Stated problem — Take all the material and copy it exactly.

## START Data provided

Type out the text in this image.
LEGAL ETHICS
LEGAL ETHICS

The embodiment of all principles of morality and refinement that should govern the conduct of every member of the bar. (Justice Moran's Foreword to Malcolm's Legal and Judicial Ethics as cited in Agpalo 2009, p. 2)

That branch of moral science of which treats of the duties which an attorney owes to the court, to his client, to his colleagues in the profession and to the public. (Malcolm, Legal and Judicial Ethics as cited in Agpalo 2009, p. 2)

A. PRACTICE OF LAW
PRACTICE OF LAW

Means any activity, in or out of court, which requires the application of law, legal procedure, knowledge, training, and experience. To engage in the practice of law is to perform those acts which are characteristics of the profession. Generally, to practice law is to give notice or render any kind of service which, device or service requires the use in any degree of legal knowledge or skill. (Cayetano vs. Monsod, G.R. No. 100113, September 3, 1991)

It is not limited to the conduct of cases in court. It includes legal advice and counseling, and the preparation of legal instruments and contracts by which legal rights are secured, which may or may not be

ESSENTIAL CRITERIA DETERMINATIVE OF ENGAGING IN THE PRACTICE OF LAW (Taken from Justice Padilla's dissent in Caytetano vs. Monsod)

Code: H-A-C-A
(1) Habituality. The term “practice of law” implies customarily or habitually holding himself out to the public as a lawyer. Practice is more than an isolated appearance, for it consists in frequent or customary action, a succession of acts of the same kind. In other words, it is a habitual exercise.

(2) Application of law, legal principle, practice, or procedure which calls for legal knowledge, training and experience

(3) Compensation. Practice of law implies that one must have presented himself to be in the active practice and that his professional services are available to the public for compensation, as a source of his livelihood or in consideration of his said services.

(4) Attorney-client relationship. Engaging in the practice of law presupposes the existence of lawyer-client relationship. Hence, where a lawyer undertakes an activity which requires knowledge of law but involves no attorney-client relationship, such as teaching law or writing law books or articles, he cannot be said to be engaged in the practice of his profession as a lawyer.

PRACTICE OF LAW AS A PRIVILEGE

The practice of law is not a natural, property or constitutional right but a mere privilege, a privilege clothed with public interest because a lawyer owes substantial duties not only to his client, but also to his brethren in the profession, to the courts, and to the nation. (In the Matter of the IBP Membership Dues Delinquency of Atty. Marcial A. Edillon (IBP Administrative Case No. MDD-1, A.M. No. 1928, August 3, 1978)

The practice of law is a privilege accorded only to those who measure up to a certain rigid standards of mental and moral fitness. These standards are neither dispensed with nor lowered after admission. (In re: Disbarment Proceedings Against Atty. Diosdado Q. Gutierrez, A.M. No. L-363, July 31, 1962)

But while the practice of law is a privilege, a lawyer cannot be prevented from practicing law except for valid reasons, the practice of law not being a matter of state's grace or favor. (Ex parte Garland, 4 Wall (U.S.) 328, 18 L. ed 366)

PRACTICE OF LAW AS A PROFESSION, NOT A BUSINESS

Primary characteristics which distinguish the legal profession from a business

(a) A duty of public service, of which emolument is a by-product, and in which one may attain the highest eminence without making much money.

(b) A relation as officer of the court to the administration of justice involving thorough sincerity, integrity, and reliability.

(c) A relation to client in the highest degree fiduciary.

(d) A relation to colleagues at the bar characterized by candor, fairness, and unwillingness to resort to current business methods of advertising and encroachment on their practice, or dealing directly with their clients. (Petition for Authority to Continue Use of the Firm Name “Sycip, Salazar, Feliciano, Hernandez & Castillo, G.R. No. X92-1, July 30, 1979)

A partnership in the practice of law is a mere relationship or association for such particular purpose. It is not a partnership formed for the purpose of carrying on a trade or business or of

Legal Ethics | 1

## END Data provided

Final result —
Type out the text in this image.
LEGAL ETHICS
LEGAL ETHICS

The embodiment of all principles of morality and refinement that should govern the conduct of every member of the bar. (Justice Moran's Foreword to Malcolm's Legal and Judicial Ethics as cited in Agpalo 2009, p. 2)

That branch of moral science of which treats of the duties which an attorney owes to the court, to his client, to his colleagues in the profession and to the public. (Malcolm, Legal and Judicial Ethics as cited in Agpalo 2009, p. 2)

A. PRACTICE OF LAW
PRACTICE OF LAW

Means any activity, in or out of court, which requires the application of law, legal procedure, knowledge, training, and experience. To engage in the practice of law is to perform those acts which are characteristics of the profession. Generally, to practice law is to give notice or render any kind of service which, device or service requires the use in any degree of legal knowledge or skill. (Cayetano vs. Monsod, G.R. No. 100113, September 3, 1991)

It is not limited to the conduct of cases in court. It includes legal advice and counseling, and the preparation of legal instruments and contracts by which legal rights are secured, which may or may not be

ESSENTIAL CRITERIA DETERMINATIVE OF ENGAGING IN THE PRACTICE OF LAW (Taken from Justice Padilla's dissent in Caytetano vs. Monsod)

Code: H-A-C-A
(1) Habituality. The term “practice of law” implies customarily or habitually holding himself out to the public as a lawyer. Practice is more than an isolated appearance, for it consists in frequent or customary action, a succession of acts of the same kind. In other words, it is a habitual exercise.

(2) Application of law, legal principle, practice, or procedure which calls for legal knowledge, training and experience

(3) Compensation. Practice of law implies that one must have presented himself to be in the active practice and that his professional services are available to the public for compensation, as a source of his livelihood or in consideration of his said services.

(4) Attorney-client relationship. Engaging in the practice of law presupposes the existence of lawyer-client relationship. Hence, where a lawyer undertakes an activity which requires knowledge of law but involves no attorney-client relationship, such as teaching law or writing law books or articles, he cannot be said to be engaged in the practice of his profession as a lawyer.

PRACTICE OF LAW AS A PRIVILEGE

The practice of law is not a natural, property or constitutional right but a mere privilege, a privilege clothed with public interest because a lawyer owes substantial duties not only to his client, but also to his brethren in the profession, to the courts, and to the nation. (In the Matter of the IBP Membership Dues Delinquency of Atty. Marcial A. Edillon (IBP Administrative Case No. MDD-1, A.M. No. 1928, August 3, 1978)

The practice of law is a privilege accorded only to those who measure up to a certain rigid standards of mental and moral fitness. These standards are neither dispensed with nor lowered after admission. (In re: Disbarment Proceedings Against Atty. Diosdado Q. Gutierrez, A.M. No. L-363, July 31, 1962)

But while the practice of law is a privilege, a lawyer cannot be prevented from practicing law except for valid reasons, the practice of law not being a matter of state's grace or favor. (Ex parte Garland, 4 Wall (U.S.) 328, 18 L. ed 366)

PRACTICE OF LAW AS A PROFESSION, NOT A BUSINESS

Primary characteristics which distinguish the legal profession from a business

(a) A duty of public service, of which emolument is a by-product, and in which one may attain the highest eminence without making much money.

(b) A relation as officer of the court to the administration of justice involving thorough sincerity, integrity, and reliability.

(c) A relation to client in the highest degree fiduciary.

(d) A relation to colleagues at the bar characterized by candor, fairness, and unwillingness to resort to current business methods of advertising and encroachment on their practice, or dealing directly with their clients. (Petition for Authority to Continue Use of the Firm Name “Sycip, Salazar, Feliciano, Hernandez & Castillo, G.R. No. X92-1, July 30, 1979)

A partnership in the practice of law is a mere relationship or association for such particular purpose. It is not a partnership formed for the purpose of carrying on a trade or business or of

Legal Ethics | 1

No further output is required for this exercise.